RAW RECORDS:
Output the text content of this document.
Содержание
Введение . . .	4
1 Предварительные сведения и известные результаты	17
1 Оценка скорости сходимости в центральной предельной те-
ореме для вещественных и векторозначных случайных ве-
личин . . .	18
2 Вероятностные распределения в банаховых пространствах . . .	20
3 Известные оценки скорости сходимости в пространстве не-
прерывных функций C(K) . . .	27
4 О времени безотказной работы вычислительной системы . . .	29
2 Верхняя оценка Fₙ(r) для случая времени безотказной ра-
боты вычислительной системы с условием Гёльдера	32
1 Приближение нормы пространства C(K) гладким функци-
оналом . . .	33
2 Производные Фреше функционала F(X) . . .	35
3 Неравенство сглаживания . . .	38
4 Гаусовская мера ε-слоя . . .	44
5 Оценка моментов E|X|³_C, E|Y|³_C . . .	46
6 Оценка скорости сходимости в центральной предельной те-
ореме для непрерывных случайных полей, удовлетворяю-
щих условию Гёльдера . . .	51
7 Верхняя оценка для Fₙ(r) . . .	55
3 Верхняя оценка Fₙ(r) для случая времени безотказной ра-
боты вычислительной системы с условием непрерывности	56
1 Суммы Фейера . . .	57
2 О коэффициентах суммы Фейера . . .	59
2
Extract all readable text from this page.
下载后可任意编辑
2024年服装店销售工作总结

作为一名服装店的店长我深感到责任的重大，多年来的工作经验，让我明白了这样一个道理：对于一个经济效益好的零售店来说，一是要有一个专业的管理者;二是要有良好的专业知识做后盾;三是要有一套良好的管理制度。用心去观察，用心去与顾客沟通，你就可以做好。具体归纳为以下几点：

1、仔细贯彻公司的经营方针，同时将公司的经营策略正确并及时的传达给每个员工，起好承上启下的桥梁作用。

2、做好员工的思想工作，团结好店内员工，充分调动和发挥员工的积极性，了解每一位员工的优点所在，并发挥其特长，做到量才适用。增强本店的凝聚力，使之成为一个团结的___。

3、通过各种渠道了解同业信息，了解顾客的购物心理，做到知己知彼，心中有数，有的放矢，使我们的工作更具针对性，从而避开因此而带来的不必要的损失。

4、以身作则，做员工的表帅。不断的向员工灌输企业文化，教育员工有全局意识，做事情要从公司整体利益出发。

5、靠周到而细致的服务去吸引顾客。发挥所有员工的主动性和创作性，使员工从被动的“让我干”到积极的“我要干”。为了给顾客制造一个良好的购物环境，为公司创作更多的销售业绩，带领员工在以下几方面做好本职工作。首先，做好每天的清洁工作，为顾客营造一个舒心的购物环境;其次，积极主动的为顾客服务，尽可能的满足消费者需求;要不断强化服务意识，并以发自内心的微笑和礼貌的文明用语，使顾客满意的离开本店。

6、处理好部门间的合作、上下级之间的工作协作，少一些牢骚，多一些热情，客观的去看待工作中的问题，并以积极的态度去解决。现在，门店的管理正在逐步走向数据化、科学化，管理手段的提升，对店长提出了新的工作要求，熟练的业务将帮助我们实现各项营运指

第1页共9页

REQUIRED TASK:
Output the records exactly, including every line.

FULL OUTPUT:
Output the text content of this document.
Содержание
Введение . . .	4
1 Предварительные сведения и известные результаты	17
1 Оценка скорости сходимости в центральной предельной те-
ореме для вещественных и векторозначных случайных ве-
личин . . .	18
2 Вероятностные распределения в банаховых пространствах . . .	20
3 Известные оценки скорости сходимости в пространстве не-
прерывных функций C(K) . . .	27
4 О времени безотказной работы вычислительной системы . . .	29
2 Верхняя оценка Fₙ(r) для случая времени безотказной ра-
боты вычислительной системы с условием Гёльдера	32
1 Приближение нормы пространства C(K) гладким функци-
оналом . . .	33
2 Производные Фреше функционала F(X) . . .	35
3 Неравенство сглаживания . . .	38
4 Гаусовская мера ε-слоя . . .	44
5 Оценка моментов E|X|³_C, E|Y|³_C . . .	46
6 Оценка скорости сходимости в центральной предельной те-
ореме для непрерывных случайных полей, удовлетворяю-
щих условию Гёльдера . . .	51
7 Верхняя оценка для Fₙ(r) . . .	55
3 Верхняя оценка Fₙ(r) для случая времени безотказной ра-
боты вычислительной системы с условием непрерывности	56
1 Суммы Фейера . . .	57
2 О коэффициентах суммы Фейера . . .	59
2
Extract all readable text from this page.
下载后可任意编辑
2024年服装店销售工作总结

作为一名服装店的店长我深感到责任的重大，多年来的工作经验，让我明白了这样一个道理：对于一个经济效益好的零售店来说，一是要有一个专业的管理者;二是要有良好的专业知识做后盾;三是要有一套良好的管理制度。用心去观察，用心去与顾客沟通，你就可以做好。具体归纳为以下几点：

1、仔细贯彻公司的经营方针，同时将公司的经营策略正确并及时的传达给每个员工，起好承上启下的桥梁作用。

2、做好员工的思想工作，团结好店内员工，充分调动和发挥员工的积极性，了解每一位员工的优点所在，并发挥其特长，做到量才适用。增强本店的凝聚力，使之成为一个团结的___。

3、通过各种渠道了解同业信息，了解顾客的购物心理，做到知己知彼，心中有数，有的放矢，使我们的工作更具针对性，从而避开因此而带来的不必要的损失。

4、以身作则，做员工的表帅。不断的向员工灌输企业文化，教育员工有全局意识，做事情要从公司整体利益出发。

5、靠周到而细致的服务去吸引顾客。发挥所有员工的主动性和创作性，使员工从被动的“让我干”到积极的“我要干”。为了给顾客制造一个良好的购物环境，为公司创作更多的销售业绩，带领员工在以下几方面做好本职工作。首先，做好每天的清洁工作，为顾客营造一个舒心的购物环境;其次，积极主动的为顾客服务，尽可能的满足消费者需求;要不断强化服务意识，并以发自内心的微笑和礼貌的文明用语，使顾客满意的离开本店。

6、处理好部门间的合作、上下级之间的工作协作，少一些牢骚，多一些热情，客观的去看待工作中的问题，并以积极的态度去解决。现在，门店的管理正在逐步走向数据化、科学化，管理手段的提升，对店长提出了新的工作要求，熟练的业务将帮助我们实现各项营运指

第1页共9页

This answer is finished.